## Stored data
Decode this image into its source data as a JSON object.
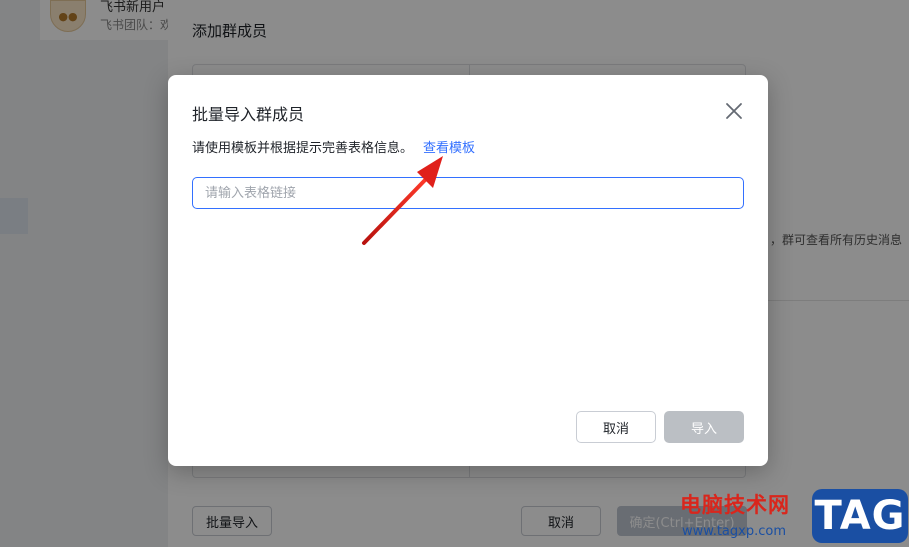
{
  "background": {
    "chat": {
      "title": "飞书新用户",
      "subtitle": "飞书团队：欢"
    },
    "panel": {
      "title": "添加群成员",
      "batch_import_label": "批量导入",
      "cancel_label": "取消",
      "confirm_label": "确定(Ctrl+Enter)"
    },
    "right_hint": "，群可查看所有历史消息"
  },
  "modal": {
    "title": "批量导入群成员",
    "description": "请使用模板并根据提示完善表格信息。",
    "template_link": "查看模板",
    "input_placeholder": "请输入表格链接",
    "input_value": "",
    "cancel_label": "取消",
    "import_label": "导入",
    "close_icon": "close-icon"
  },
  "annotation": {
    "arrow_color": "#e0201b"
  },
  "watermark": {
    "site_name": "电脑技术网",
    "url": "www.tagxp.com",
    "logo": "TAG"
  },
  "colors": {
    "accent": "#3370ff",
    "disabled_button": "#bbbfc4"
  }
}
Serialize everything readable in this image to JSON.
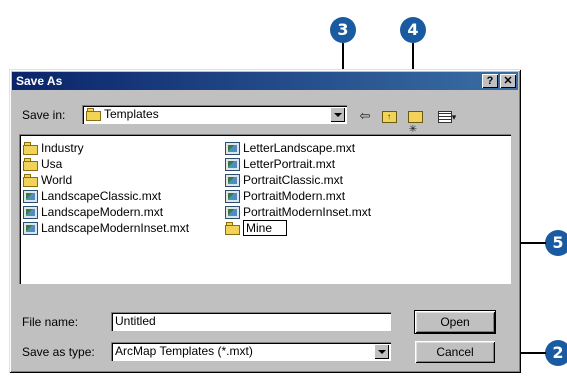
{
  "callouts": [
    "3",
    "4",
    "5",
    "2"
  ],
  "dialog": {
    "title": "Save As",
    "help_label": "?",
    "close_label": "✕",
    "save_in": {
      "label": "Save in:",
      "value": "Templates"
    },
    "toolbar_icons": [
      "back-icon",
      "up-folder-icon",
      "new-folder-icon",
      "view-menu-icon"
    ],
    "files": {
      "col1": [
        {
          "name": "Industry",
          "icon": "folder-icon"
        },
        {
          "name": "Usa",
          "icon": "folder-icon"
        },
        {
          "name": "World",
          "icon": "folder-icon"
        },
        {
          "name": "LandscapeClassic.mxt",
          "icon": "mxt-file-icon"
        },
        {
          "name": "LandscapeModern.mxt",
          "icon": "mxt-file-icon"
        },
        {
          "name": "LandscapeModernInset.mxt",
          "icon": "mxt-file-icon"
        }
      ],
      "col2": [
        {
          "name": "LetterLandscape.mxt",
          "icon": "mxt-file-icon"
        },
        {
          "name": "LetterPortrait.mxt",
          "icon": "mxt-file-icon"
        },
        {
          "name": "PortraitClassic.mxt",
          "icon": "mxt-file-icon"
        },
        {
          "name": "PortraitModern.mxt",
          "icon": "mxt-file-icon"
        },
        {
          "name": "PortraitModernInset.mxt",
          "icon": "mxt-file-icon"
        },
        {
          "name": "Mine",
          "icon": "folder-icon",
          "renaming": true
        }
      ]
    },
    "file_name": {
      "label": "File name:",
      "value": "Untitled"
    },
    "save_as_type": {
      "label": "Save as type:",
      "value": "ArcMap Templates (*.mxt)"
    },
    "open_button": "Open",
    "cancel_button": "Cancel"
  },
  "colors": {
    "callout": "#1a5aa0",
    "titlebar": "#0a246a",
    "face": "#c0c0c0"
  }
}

## DIRECTIONS
Copy out the lines that hold "Templates".

## FINAL RESULT
      "value": "Templates"
      "value": "ArcMap Templates (*.mxt)"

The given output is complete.